───── DATA SECTION ─────
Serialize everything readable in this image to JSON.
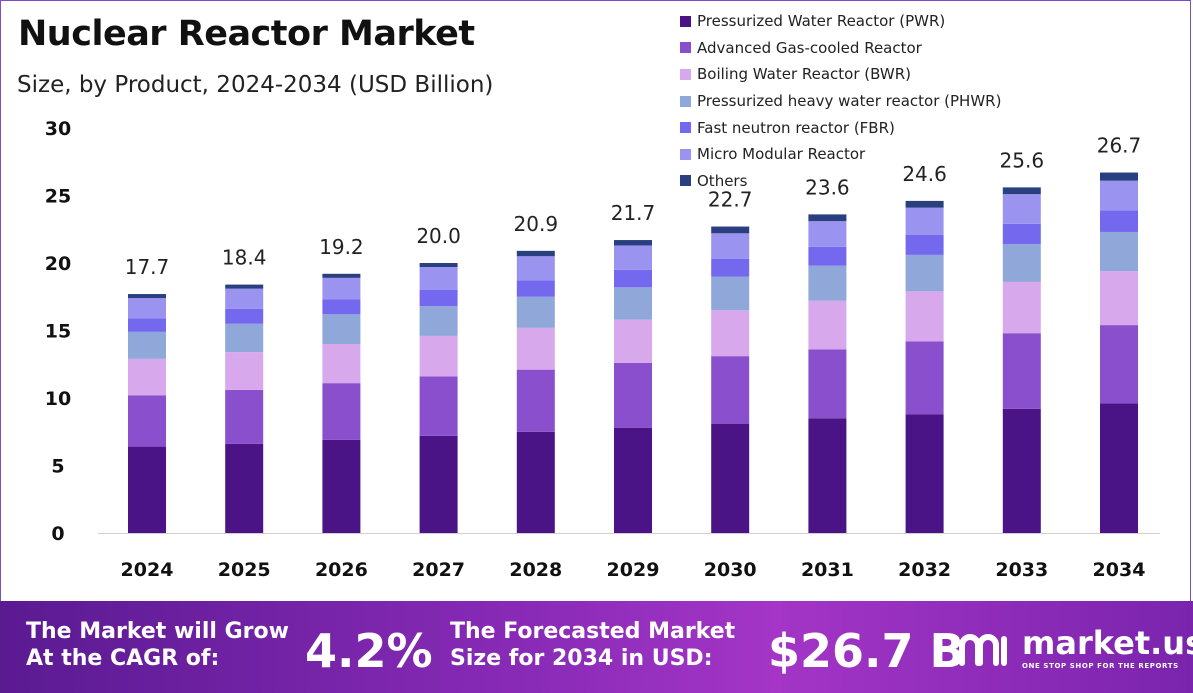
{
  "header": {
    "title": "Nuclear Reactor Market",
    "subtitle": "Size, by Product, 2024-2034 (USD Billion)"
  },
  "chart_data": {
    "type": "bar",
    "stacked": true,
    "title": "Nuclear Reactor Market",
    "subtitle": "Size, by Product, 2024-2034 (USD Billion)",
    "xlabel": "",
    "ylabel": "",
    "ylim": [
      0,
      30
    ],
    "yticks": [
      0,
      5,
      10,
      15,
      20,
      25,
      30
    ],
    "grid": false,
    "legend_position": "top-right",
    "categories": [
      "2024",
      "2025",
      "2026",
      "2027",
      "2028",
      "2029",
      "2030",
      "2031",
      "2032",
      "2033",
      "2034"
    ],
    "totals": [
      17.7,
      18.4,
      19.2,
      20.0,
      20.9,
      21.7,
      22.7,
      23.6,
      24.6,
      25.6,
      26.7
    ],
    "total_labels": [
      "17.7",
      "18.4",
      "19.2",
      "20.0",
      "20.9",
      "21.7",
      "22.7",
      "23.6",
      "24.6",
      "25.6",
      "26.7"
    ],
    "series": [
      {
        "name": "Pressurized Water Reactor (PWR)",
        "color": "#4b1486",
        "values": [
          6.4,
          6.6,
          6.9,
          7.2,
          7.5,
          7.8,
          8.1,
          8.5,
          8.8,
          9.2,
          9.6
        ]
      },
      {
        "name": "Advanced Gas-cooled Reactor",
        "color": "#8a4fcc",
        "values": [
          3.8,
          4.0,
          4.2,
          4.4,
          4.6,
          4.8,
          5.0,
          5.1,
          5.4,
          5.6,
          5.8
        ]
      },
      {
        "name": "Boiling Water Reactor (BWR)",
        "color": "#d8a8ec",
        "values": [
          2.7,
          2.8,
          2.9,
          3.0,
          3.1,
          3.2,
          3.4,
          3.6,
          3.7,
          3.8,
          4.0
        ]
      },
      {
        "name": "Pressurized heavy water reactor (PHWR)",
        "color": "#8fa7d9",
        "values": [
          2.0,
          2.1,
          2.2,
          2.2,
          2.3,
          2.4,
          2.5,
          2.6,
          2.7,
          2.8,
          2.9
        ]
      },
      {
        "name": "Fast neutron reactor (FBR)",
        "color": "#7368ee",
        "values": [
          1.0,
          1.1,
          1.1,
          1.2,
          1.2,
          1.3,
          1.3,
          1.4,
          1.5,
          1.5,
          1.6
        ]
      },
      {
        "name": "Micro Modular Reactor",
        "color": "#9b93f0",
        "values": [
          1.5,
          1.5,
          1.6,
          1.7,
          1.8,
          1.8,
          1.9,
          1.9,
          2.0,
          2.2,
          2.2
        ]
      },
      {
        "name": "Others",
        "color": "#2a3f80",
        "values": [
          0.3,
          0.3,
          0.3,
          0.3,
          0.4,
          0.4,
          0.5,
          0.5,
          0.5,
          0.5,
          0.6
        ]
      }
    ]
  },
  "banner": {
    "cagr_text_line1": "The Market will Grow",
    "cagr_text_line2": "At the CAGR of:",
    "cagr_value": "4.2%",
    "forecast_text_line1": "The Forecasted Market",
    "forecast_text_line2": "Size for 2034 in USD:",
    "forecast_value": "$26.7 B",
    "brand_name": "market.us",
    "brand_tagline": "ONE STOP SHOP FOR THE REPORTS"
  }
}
─────
───── DATA SECTION ─────
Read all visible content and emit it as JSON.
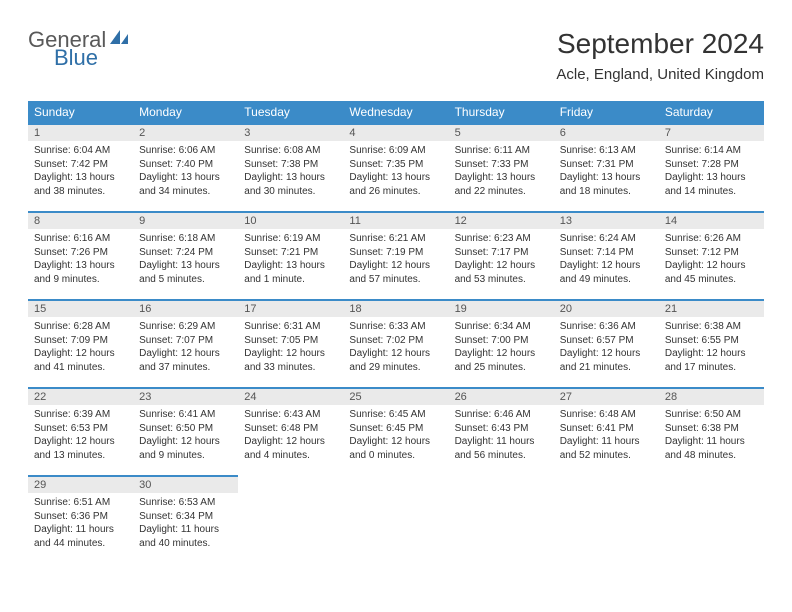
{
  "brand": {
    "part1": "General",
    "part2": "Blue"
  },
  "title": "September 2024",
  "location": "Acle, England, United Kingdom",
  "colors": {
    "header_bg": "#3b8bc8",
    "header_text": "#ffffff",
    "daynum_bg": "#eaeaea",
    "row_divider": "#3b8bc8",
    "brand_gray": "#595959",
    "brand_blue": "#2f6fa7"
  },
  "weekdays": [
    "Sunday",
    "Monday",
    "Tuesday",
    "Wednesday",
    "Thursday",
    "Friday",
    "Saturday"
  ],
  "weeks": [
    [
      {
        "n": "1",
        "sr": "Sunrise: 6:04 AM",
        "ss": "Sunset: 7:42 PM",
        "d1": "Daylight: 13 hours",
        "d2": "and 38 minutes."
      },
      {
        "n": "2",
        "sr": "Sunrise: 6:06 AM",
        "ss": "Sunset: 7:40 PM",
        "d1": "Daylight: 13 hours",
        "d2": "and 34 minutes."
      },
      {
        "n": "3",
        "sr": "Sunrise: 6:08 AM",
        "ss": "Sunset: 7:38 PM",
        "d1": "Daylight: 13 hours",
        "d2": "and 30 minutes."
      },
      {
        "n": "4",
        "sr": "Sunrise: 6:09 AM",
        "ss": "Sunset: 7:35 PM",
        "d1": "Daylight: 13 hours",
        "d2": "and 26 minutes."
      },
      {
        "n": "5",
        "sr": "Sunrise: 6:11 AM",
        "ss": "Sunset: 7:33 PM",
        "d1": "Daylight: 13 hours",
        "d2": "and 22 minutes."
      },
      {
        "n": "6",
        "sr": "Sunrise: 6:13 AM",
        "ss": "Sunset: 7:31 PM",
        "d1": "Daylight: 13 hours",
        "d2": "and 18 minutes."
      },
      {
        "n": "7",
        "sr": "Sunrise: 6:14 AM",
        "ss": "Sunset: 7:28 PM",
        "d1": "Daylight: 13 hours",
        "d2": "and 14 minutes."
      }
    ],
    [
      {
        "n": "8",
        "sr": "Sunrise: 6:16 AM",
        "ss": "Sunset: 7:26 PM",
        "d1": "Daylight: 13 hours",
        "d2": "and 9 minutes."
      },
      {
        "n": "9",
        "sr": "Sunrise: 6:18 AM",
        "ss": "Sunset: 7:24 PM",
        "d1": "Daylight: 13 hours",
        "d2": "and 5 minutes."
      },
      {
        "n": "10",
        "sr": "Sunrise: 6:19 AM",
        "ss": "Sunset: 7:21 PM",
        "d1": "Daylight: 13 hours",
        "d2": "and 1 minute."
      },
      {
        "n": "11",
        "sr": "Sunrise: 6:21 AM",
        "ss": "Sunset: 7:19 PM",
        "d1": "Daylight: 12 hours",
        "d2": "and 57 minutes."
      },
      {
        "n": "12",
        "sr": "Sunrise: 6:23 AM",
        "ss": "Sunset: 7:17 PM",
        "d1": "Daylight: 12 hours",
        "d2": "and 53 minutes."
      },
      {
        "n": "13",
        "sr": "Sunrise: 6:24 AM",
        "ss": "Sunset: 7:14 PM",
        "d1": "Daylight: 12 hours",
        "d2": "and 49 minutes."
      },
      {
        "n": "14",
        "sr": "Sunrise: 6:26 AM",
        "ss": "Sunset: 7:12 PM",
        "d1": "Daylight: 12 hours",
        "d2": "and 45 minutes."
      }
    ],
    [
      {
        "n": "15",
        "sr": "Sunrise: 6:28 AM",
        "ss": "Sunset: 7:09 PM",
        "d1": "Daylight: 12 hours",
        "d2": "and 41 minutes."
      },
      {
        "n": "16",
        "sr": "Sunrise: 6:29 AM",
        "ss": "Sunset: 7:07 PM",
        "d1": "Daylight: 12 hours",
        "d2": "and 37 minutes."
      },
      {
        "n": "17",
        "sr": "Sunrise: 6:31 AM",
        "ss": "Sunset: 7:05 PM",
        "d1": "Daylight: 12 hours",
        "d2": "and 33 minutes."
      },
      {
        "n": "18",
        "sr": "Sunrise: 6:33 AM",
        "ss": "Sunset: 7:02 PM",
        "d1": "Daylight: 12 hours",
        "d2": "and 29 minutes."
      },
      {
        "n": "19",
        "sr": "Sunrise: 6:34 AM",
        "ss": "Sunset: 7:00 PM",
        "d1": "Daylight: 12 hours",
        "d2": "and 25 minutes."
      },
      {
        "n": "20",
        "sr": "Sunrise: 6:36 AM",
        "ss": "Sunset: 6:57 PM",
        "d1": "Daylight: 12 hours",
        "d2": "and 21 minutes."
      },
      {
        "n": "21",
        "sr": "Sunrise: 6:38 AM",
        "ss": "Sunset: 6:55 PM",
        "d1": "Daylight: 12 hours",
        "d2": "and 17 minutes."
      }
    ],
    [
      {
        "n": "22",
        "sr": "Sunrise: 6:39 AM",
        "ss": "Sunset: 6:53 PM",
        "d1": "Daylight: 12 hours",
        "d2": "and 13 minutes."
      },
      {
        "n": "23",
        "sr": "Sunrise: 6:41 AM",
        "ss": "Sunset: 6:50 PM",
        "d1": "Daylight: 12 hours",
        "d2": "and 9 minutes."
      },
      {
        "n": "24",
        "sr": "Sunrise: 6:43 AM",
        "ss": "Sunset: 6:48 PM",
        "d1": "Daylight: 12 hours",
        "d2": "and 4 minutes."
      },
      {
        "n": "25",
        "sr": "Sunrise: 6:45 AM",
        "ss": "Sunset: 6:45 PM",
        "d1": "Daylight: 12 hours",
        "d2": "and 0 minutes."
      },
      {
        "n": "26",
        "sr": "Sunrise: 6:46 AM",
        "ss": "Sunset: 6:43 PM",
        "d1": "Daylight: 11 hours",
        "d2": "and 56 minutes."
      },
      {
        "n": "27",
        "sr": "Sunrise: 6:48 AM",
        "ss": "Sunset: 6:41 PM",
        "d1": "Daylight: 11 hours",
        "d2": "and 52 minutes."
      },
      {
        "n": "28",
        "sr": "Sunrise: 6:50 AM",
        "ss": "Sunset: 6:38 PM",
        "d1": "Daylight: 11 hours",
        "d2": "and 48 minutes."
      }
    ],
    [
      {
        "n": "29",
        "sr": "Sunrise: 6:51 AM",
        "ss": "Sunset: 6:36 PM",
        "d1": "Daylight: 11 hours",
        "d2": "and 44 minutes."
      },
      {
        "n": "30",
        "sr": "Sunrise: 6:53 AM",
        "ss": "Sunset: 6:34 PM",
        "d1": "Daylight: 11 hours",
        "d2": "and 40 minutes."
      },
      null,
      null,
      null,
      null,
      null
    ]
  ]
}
─────
◆ GIVEN TASK: Within the data above, pick out all lines holding the word "subtitle".

◆ RESPONSE FOR THIS EXERCISE:
    "subtitle": "Size, by Product, 2024-2034 (USD Billion)"
    "subtitle": "Size, by Product, 2024-2034 (USD Billion)",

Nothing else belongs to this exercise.